Instructions to follow: Transcribe every row below verbatim, keeping each character, bracket, number, and line break unchanged.

━━ Records shown

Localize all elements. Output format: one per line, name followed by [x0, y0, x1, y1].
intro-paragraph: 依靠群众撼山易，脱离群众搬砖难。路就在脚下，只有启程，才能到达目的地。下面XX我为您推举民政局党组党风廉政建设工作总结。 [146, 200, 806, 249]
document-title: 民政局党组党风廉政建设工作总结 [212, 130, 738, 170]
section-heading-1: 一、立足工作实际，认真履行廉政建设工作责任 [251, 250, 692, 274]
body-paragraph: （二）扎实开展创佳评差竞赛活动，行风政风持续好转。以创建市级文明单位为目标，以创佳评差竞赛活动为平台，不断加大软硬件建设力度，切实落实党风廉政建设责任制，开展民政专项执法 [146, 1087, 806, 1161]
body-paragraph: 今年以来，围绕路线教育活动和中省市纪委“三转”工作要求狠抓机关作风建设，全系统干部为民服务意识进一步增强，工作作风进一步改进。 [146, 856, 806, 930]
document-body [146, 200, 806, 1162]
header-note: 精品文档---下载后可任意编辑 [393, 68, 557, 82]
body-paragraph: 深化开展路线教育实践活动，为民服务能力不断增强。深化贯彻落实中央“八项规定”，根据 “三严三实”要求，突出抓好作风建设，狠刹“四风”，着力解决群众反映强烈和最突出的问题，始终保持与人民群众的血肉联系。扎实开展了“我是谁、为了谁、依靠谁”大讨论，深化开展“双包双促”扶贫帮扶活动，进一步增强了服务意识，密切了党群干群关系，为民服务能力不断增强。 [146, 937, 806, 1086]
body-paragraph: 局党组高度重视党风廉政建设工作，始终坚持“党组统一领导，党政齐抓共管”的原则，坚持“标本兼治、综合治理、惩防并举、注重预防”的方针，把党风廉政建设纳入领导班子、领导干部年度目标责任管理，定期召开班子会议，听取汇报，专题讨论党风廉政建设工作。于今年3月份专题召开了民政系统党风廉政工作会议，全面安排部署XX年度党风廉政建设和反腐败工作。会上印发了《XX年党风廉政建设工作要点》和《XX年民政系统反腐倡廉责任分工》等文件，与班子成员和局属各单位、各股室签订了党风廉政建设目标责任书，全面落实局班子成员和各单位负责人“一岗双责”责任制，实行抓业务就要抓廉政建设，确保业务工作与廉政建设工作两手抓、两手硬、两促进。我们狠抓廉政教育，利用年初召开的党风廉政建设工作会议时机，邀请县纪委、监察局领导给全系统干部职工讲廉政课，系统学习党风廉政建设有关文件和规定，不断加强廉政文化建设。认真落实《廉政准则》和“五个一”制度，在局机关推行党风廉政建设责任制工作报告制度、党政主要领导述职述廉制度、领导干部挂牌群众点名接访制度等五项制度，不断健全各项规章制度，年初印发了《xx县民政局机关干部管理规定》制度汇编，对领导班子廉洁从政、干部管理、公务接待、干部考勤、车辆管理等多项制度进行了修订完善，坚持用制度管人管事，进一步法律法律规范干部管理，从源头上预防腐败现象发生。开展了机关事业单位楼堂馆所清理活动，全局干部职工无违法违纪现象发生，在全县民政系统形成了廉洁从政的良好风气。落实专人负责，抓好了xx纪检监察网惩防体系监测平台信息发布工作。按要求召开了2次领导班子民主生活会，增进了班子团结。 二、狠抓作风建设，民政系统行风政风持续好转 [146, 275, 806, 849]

━━━━

Solution to the exercise:
Localize all elements. Output format: one per line, name followed by [x0, y0, x1, y1].
intro-paragraph: 依靠群众撼山易，脱离群众搬砖难。路就在脚下，只有启程，才能到达目的地。下面XX我为您推举民政局党组党风廉政建设工作总结。 [146, 200, 806, 249]
document-title: 民政局党组党风廉政建设工作总结 [212, 130, 738, 170]
section-heading-1: 一、立足工作实际，认真履行廉政建设工作责任 [251, 250, 692, 274]
body-paragraph: （二）扎实开展创佳评差竞赛活动，行风政风持续好转。以创建市级文明单位为目标，以创佳评差竞赛活动为平台，不断加大软硬件建设力度，切实落实党风廉政建设责任制，开展民政专项执法 [146, 1087, 806, 1161]
body-paragraph: 今年以来，围绕路线教育活动和中省市纪委“三转”工作要求狠抓机关作风建设，全系统干部为民服务意识进一步增强，工作作风进一步改进。 [146, 856, 806, 930]
document-body [146, 200, 806, 1162]
header-note: 精品文档---下载后可任意编辑 [393, 68, 557, 82]
body-paragraph: 深化开展路线教育实践活动，为民服务能力不断增强。深化贯彻落实中央“八项规定”，根据 “三严三实”要求，突出抓好作风建设，狠刹“四风”，着力解决群众反映强烈和最突出的问题，始终保持与人民群众的血肉联系。扎实开展了“我是谁、为了谁、依靠谁”大讨论，深化开展“双包双促”扶贫帮扶活动，进一步增强了服务意识，密切了党群干群关系，为民服务能力不断增强。 [146, 937, 806, 1086]
body-paragraph: 局党组高度重视党风廉政建设工作，始终坚持“党组统一领导，党政齐抓共管”的原则，坚持“标本兼治、综合治理、惩防并举、注重预防”的方针，把党风廉政建设纳入领导班子、领导干部年度目标责任管理，定期召开班子会议，听取汇报，专题讨论党风廉政建设工作。于今年3月份专题召开了民政系统党风廉政工作会议，全面安排部署XX年度党风廉政建设和反腐败工作。会上印发了《XX年党风廉政建设工作要点》和《XX年民政系统反腐倡廉责任分工》等文件，与班子成员和局属各单位、各股室签订了党风廉政建设目标责任书，全面落实局班子成员和各单位负责人“一岗双责”责任制，实行抓业务就要抓廉政建设，确保业务工作与廉政建设工作两手抓、两手硬、两促进。我们狠抓廉政教育，利用年初召开的党风廉政建设工作会议时机，邀请县纪委、监察局领导给全系统干部职工讲廉政课，系统学习党风廉政建设有关文件和规定，不断加强廉政文化建设。认真落实《廉政准则》和“五个一”制度，在局机关推行党风廉政建设责任制工作报告制度、党政主要领导述职述廉制度、领导干部挂牌群众点名接访制度等五项制度，不断健全各项规章制度，年初印发了《xx县民政局机关干部管理规定》制度汇编，对领导班子廉洁从政、干部管理、公务接待、干部考勤、车辆管理等多项制度进行了修订完善，坚持用制度管人管事，进一步法律法律规范干部管理，从源头上预防腐败现象发生。开展了机关事业单位楼堂馆所清理活动，全局干部职工无违法违纪现象发生，在全县民政系统形成了廉洁从政的良好风气。落实专人负责，抓好了xx纪检监察网惩防体系监测平台信息发布工作。按要求召开了2次领导班子民主生活会，增进了班子团结。 二、狠抓作风建设，民政系统行风政风持续好转 [146, 275, 806, 849]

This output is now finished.